→ Aim of the task
Go over the listing below line by line and tally those containing "server". Give only the tally.

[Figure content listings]

------------------------------------------------

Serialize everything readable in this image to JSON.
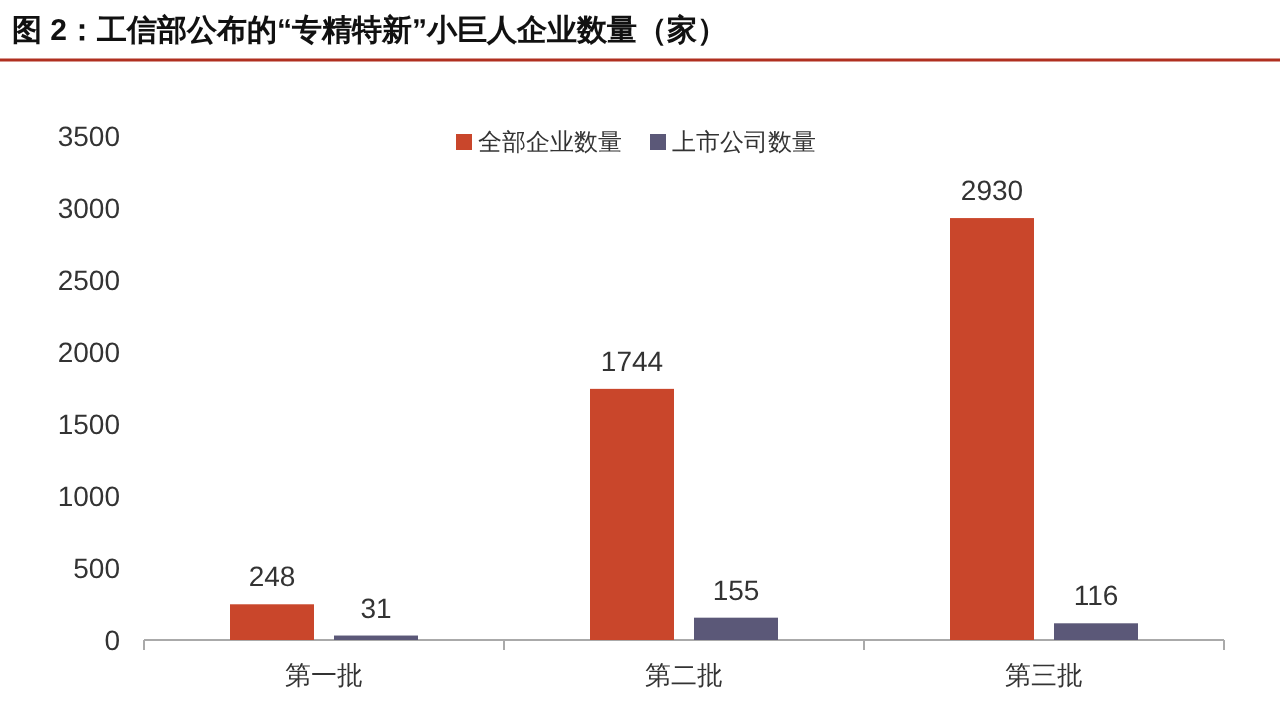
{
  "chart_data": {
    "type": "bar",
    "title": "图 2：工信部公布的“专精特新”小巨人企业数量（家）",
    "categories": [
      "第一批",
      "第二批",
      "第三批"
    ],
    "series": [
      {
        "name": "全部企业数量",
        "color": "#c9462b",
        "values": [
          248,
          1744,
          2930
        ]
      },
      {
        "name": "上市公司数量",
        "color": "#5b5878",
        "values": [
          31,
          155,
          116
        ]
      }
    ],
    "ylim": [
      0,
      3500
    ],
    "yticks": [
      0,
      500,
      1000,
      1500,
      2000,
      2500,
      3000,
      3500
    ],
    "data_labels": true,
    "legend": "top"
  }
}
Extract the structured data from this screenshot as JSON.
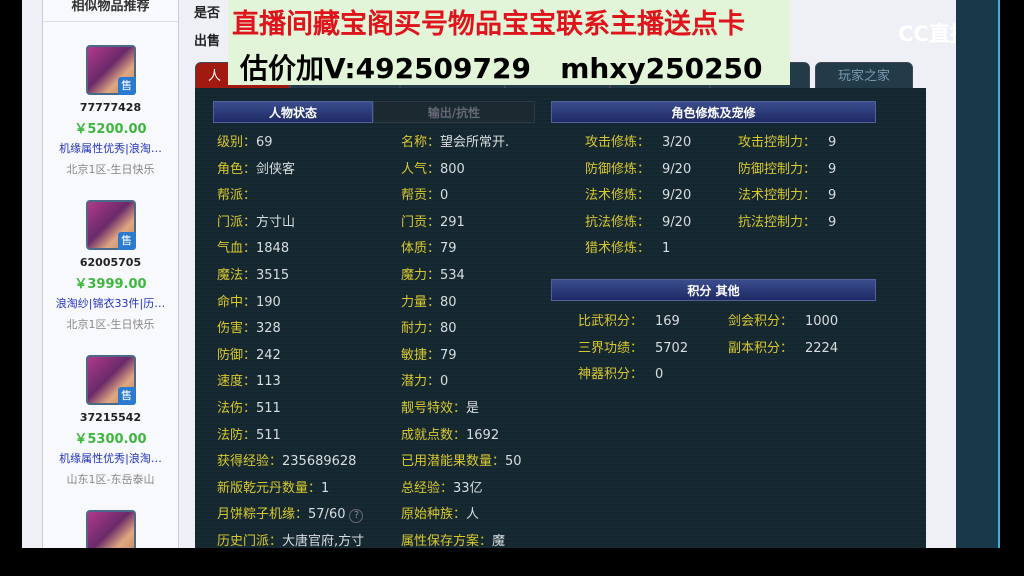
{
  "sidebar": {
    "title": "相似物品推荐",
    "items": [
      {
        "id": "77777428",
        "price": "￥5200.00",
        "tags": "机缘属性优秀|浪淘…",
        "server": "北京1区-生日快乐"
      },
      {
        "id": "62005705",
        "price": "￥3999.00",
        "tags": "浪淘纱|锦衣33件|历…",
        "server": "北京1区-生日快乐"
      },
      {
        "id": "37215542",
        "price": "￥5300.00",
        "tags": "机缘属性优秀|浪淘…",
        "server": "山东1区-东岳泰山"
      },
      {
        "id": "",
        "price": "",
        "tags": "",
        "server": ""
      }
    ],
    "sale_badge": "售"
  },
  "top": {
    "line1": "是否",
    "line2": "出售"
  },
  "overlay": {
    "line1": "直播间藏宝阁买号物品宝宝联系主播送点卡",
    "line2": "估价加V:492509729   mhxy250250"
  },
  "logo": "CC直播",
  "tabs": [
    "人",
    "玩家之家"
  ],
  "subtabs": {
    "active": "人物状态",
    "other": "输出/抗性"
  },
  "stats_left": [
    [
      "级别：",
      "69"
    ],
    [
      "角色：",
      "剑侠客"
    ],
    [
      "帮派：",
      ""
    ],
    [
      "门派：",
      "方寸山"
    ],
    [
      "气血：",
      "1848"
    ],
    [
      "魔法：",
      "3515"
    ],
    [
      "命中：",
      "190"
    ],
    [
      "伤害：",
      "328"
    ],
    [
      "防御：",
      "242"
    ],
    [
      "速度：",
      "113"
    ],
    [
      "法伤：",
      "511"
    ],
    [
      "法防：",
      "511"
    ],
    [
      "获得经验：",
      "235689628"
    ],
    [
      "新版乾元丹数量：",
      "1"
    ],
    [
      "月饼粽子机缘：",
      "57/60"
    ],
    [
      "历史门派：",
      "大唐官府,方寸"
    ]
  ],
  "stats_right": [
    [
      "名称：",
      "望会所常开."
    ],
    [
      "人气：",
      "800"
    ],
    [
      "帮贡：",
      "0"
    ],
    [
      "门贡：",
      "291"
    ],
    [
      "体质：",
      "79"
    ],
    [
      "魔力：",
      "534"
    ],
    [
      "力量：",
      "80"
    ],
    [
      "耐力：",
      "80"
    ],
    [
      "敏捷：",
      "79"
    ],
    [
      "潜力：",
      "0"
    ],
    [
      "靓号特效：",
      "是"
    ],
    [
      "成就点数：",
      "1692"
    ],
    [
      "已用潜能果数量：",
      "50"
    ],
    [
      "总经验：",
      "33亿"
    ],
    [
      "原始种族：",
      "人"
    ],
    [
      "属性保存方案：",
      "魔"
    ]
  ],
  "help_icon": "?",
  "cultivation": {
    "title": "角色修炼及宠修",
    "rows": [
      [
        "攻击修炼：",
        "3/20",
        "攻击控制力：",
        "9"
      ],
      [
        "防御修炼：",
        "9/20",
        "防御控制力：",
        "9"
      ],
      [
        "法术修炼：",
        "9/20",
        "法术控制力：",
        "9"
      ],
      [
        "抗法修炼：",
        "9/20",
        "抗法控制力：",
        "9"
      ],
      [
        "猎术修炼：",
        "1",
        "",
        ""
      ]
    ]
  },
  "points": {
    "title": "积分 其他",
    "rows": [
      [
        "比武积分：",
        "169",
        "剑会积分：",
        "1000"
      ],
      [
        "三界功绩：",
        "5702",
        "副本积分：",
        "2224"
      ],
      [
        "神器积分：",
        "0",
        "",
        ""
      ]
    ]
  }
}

------------------------------------------------

→ Solution to this problem
4